Saved data entries

--- --- ---

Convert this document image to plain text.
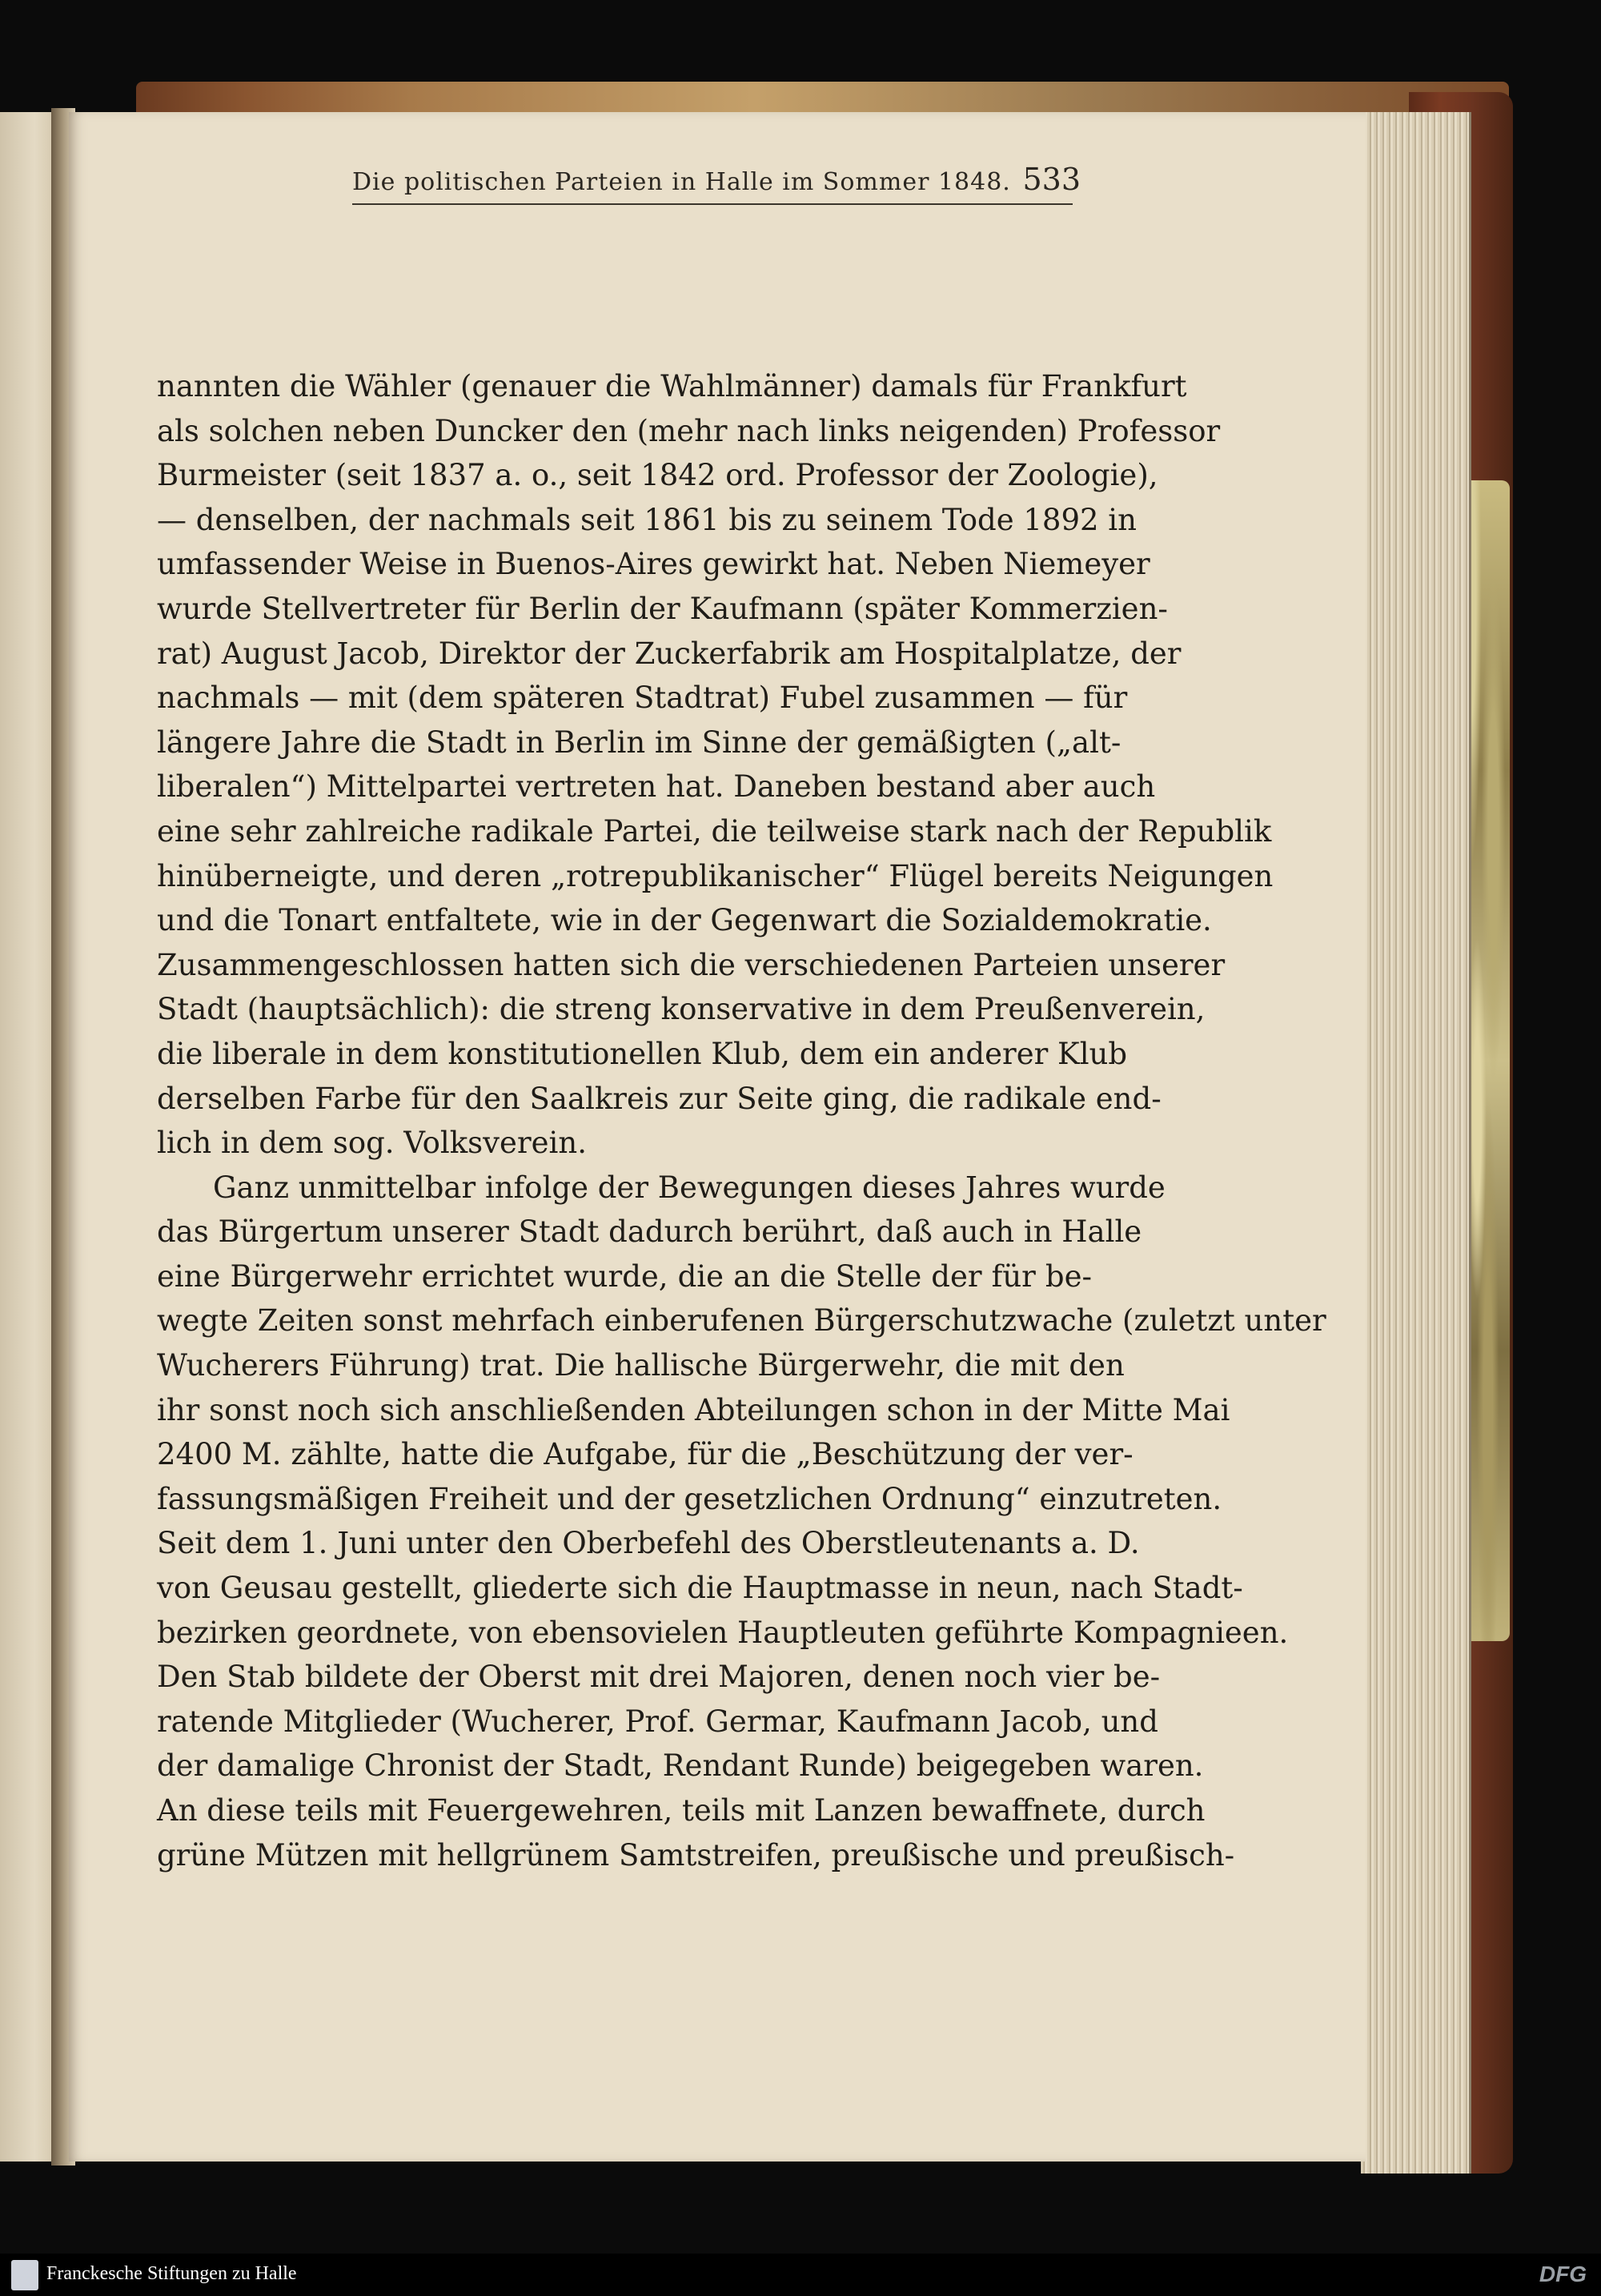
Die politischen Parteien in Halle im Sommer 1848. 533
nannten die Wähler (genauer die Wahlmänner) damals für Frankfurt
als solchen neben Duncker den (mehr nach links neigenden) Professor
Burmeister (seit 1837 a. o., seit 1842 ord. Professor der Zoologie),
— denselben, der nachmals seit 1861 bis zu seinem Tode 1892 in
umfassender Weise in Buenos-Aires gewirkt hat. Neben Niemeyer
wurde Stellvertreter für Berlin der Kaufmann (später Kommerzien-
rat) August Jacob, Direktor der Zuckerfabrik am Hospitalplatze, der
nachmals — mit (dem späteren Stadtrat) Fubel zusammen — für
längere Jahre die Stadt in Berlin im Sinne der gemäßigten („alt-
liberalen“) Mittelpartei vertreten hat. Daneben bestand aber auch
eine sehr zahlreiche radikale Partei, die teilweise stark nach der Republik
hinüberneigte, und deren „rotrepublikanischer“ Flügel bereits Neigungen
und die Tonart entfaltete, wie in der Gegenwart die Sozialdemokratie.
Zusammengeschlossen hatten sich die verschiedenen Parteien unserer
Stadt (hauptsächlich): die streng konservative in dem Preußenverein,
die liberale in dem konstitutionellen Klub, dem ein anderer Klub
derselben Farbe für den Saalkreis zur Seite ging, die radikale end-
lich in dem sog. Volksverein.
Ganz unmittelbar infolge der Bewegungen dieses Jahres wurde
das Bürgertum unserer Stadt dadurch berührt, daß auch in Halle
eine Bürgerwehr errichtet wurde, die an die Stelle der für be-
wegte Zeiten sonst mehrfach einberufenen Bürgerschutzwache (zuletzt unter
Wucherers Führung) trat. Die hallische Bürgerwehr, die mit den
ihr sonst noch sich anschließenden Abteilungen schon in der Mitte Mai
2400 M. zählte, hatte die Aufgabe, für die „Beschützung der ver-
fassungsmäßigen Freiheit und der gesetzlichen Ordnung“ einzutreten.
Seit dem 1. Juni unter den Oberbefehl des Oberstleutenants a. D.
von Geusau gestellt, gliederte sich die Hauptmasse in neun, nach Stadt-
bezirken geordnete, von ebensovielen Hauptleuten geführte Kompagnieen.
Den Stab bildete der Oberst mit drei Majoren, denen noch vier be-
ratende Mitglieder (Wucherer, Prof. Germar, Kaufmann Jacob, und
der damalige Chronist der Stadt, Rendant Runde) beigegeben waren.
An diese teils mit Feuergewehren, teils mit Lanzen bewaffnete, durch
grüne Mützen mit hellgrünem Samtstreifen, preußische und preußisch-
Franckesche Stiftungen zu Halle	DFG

--- --- ---

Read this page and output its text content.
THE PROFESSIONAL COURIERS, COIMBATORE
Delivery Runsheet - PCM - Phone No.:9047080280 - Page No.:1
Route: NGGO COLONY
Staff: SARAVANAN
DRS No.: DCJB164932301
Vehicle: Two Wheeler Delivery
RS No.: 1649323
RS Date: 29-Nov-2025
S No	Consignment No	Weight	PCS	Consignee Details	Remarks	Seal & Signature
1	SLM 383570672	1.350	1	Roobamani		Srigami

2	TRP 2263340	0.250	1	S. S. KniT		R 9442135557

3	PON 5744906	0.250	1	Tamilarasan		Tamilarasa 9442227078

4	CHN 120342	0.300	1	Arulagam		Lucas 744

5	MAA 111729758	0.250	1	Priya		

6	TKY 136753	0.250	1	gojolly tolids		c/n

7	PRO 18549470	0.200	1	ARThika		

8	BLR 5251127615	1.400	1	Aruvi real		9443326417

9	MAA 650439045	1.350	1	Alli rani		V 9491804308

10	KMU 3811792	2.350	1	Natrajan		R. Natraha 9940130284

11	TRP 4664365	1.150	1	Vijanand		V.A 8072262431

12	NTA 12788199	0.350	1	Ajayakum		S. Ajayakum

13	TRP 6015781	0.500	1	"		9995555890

--- --- ---

Write only the number of lines that include "Kaufmann".

* _SOLUTION TO THIS EXERCISE_
2